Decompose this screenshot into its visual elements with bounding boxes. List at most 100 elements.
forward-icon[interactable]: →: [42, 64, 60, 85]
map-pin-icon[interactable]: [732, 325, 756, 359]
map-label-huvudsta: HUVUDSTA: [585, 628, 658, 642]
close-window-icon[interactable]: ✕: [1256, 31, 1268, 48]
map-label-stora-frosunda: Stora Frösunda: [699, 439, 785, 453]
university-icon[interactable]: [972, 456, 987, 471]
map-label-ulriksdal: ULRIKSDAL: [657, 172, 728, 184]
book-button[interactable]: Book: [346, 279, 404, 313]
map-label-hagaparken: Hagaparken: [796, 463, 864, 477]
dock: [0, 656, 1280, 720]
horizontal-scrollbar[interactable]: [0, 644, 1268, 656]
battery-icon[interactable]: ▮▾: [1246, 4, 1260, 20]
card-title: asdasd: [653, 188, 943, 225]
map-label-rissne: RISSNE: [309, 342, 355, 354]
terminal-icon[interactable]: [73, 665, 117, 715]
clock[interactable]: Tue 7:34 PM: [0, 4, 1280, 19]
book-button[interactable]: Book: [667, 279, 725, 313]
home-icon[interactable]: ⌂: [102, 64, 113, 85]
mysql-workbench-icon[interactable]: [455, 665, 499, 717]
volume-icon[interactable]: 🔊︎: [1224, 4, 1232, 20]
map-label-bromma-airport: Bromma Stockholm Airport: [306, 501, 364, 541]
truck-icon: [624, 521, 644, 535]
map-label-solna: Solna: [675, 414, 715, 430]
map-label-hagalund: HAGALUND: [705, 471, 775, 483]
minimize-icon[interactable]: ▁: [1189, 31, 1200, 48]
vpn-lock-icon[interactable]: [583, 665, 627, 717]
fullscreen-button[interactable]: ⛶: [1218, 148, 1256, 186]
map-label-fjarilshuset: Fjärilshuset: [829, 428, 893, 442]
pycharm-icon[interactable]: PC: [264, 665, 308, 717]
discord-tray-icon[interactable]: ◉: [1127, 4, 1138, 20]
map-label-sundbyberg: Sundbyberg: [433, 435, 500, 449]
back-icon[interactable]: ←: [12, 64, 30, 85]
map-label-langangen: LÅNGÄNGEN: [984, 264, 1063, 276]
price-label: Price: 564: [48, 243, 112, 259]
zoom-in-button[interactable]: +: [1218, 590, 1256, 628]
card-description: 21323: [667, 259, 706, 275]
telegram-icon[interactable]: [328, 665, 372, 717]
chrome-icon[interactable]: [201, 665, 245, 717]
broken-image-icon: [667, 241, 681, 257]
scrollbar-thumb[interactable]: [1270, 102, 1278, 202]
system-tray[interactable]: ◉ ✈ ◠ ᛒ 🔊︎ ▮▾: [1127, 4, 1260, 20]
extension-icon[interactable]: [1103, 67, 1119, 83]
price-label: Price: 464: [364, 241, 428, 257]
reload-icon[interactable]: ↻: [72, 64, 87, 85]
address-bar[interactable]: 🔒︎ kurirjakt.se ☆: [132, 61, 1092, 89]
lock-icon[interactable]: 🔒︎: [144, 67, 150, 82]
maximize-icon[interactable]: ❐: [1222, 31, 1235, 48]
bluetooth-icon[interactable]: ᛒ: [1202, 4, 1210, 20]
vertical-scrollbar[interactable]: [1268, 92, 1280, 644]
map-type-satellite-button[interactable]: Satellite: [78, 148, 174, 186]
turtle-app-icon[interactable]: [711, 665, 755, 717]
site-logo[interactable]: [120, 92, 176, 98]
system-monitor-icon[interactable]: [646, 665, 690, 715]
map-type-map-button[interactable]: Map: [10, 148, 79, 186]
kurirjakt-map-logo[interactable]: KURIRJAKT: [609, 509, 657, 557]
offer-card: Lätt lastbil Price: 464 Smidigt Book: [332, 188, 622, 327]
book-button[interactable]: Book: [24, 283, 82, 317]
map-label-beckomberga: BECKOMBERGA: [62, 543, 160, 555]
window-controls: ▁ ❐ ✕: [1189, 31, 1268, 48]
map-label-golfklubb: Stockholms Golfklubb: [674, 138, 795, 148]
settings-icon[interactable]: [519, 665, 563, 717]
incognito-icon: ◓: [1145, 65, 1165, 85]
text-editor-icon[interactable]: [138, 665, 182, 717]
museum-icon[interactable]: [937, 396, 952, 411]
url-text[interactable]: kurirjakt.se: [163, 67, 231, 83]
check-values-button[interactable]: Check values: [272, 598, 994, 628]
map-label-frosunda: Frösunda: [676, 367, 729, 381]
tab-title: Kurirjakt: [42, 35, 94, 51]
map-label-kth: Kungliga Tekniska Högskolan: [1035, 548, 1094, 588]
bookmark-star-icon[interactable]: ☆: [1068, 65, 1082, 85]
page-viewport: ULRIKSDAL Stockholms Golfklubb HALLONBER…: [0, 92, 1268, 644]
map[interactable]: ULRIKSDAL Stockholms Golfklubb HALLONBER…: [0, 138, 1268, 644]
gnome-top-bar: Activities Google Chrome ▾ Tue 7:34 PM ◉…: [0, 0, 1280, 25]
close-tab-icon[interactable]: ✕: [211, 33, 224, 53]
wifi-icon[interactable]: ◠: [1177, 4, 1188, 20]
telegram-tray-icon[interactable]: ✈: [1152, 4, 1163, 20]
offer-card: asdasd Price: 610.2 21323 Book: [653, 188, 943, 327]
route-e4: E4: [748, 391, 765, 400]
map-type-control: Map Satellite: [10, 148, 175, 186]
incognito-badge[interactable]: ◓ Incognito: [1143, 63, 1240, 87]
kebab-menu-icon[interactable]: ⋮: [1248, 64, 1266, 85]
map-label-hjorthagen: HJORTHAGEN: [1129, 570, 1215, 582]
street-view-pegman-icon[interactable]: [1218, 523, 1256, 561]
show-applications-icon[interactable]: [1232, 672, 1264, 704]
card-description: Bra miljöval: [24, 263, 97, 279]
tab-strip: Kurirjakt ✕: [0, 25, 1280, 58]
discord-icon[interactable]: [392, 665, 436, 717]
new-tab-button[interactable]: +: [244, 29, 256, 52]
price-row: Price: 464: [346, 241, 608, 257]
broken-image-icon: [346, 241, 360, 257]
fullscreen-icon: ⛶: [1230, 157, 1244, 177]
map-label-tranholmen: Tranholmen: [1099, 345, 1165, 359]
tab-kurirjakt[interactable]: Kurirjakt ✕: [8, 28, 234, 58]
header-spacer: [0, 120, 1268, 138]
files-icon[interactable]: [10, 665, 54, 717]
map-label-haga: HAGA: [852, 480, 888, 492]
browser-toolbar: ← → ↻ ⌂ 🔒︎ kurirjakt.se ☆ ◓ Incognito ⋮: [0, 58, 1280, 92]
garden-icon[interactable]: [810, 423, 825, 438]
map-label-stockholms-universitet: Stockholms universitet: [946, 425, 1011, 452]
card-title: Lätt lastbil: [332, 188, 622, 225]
^^^^
● **Given instruction**
Copy every line of the records above word for word, without any changes.

● **Answer**
Decompose this screenshot into its visual elements with bounding boxes. List at most 100 elements.
forward-icon[interactable]: →: [42, 64, 60, 85]
map-pin-icon[interactable]: [732, 325, 756, 359]
map-label-huvudsta: HUVUDSTA: [585, 628, 658, 642]
close-window-icon[interactable]: ✕: [1256, 31, 1268, 48]
map-label-stora-frosunda: Stora Frösunda: [699, 439, 785, 453]
university-icon[interactable]: [972, 456, 987, 471]
map-label-ulriksdal: ULRIKSDAL: [657, 172, 728, 184]
book-button[interactable]: Book: [346, 279, 404, 313]
map-label-hagaparken: Hagaparken: [796, 463, 864, 477]
dock: [0, 656, 1280, 720]
horizontal-scrollbar[interactable]: [0, 644, 1268, 656]
battery-icon[interactable]: ▮▾: [1246, 4, 1260, 20]
card-title: asdasd: [653, 188, 943, 225]
map-label-rissne: RISSNE: [309, 342, 355, 354]
terminal-icon[interactable]: [73, 665, 117, 715]
clock[interactable]: Tue 7:34 PM: [0, 4, 1280, 19]
book-button[interactable]: Book: [667, 279, 725, 313]
home-icon[interactable]: ⌂: [102, 64, 113, 85]
mysql-workbench-icon[interactable]: [455, 665, 499, 717]
volume-icon[interactable]: 🔊︎: [1224, 4, 1232, 20]
map-label-bromma-airport: Bromma Stockholm Airport: [306, 501, 364, 541]
truck-icon: [624, 521, 644, 535]
map-label-solna: Solna: [675, 414, 715, 430]
map-label-hagalund: HAGALUND: [705, 471, 775, 483]
minimize-icon[interactable]: ▁: [1189, 31, 1200, 48]
vpn-lock-icon[interactable]: [583, 665, 627, 717]
fullscreen-button[interactable]: ⛶: [1218, 148, 1256, 186]
map-label-fjarilshuset: Fjärilshuset: [829, 428, 893, 442]
pycharm-icon[interactable]: PC: [264, 665, 308, 717]
discord-tray-icon[interactable]: ◉: [1127, 4, 1138, 20]
map-label-sundbyberg: Sundbyberg: [433, 435, 500, 449]
back-icon[interactable]: ←: [12, 64, 30, 85]
map-label-langangen: LÅNGÄNGEN: [984, 264, 1063, 276]
price-label: Price: 564: [48, 243, 112, 259]
zoom-in-button[interactable]: +: [1218, 590, 1256, 628]
card-description: 21323: [667, 259, 706, 275]
telegram-icon[interactable]: [328, 665, 372, 717]
chrome-icon[interactable]: [201, 665, 245, 717]
broken-image-icon: [667, 241, 681, 257]
scrollbar-thumb[interactable]: [1270, 102, 1278, 202]
system-tray[interactable]: ◉ ✈ ◠ ᛒ 🔊︎ ▮▾: [1127, 4, 1260, 20]
extension-icon[interactable]: [1103, 67, 1119, 83]
price-label: Price: 464: [364, 241, 428, 257]
reload-icon[interactable]: ↻: [72, 64, 87, 85]
address-bar[interactable]: 🔒︎ kurirjakt.se ☆: [132, 61, 1092, 89]
lock-icon[interactable]: 🔒︎: [144, 67, 150, 82]
maximize-icon[interactable]: ❐: [1222, 31, 1235, 48]
bluetooth-icon[interactable]: ᛒ: [1202, 4, 1210, 20]
vertical-scrollbar[interactable]: [1268, 92, 1280, 644]
map-type-satellite-button[interactable]: Satellite: [78, 148, 174, 186]
turtle-app-icon[interactable]: [711, 665, 755, 717]
site-logo[interactable]: [120, 92, 176, 98]
system-monitor-icon[interactable]: [646, 665, 690, 715]
map-type-map-button[interactable]: Map: [10, 148, 79, 186]
kurirjakt-map-logo[interactable]: KURIRJAKT: [609, 509, 657, 557]
offer-card: Lätt lastbil Price: 464 Smidigt Book: [332, 188, 622, 327]
book-button[interactable]: Book: [24, 283, 82, 317]
map-label-beckomberga: BECKOMBERGA: [62, 543, 160, 555]
window-controls: ▁ ❐ ✕: [1189, 31, 1268, 48]
map-label-golfklubb: Stockholms Golfklubb: [674, 138, 795, 148]
settings-icon[interactable]: [519, 665, 563, 717]
incognito-icon: ◓: [1145, 65, 1165, 85]
text-editor-icon[interactable]: [138, 665, 182, 717]
museum-icon[interactable]: [937, 396, 952, 411]
url-text[interactable]: kurirjakt.se: [163, 67, 231, 83]
check-values-button[interactable]: Check values: [272, 598, 994, 628]
map-label-frosunda: Frösunda: [676, 367, 729, 381]
tab-title: Kurirjakt: [42, 35, 94, 51]
map-label-kth: Kungliga Tekniska Högskolan: [1035, 548, 1094, 588]
bookmark-star-icon[interactable]: ☆: [1068, 65, 1082, 85]
page-viewport: ULRIKSDAL Stockholms Golfklubb HALLONBER…: [0, 92, 1268, 644]
map[interactable]: ULRIKSDAL Stockholms Golfklubb HALLONBER…: [0, 138, 1268, 644]
gnome-top-bar: Activities Google Chrome ▾ Tue 7:34 PM ◉…: [0, 0, 1280, 25]
close-tab-icon[interactable]: ✕: [211, 33, 224, 53]
wifi-icon[interactable]: ◠: [1177, 4, 1188, 20]
telegram-tray-icon[interactable]: ✈: [1152, 4, 1163, 20]
offer-card: asdasd Price: 610.2 21323 Book: [653, 188, 943, 327]
route-e4: E4: [748, 391, 765, 400]
map-type-control: Map Satellite: [10, 148, 175, 186]
incognito-badge[interactable]: ◓ Incognito: [1143, 63, 1240, 87]
kebab-menu-icon[interactable]: ⋮: [1248, 64, 1266, 85]
map-label-hjorthagen: HJORTHAGEN: [1129, 570, 1215, 582]
street-view-pegman-icon[interactable]: [1218, 523, 1256, 561]
show-applications-icon[interactable]: [1232, 672, 1264, 704]
card-description: Bra miljöval: [24, 263, 97, 279]
tab-strip: Kurirjakt ✕: [0, 25, 1280, 58]
discord-icon[interactable]: [392, 665, 436, 717]
new-tab-button[interactable]: +: [244, 29, 256, 52]
price-row: Price: 464: [346, 241, 608, 257]
broken-image-icon: [346, 241, 360, 257]
fullscreen-icon: ⛶: [1230, 157, 1244, 177]
map-label-tranholmen: Tranholmen: [1099, 345, 1165, 359]
tab-kurirjakt[interactable]: Kurirjakt ✕: [8, 28, 234, 58]
header-spacer: [0, 120, 1268, 138]
files-icon[interactable]: [10, 665, 54, 717]
map-label-haga: HAGA: [852, 480, 888, 492]
browser-toolbar: ← → ↻ ⌂ 🔒︎ kurirjakt.se ☆ ◓ Incognito ⋮: [0, 58, 1280, 92]
garden-icon[interactable]: [810, 423, 825, 438]
map-label-stockholms-universitet: Stockholms universitet: [946, 425, 1011, 452]
card-title: Lätt lastbil: [332, 188, 622, 225]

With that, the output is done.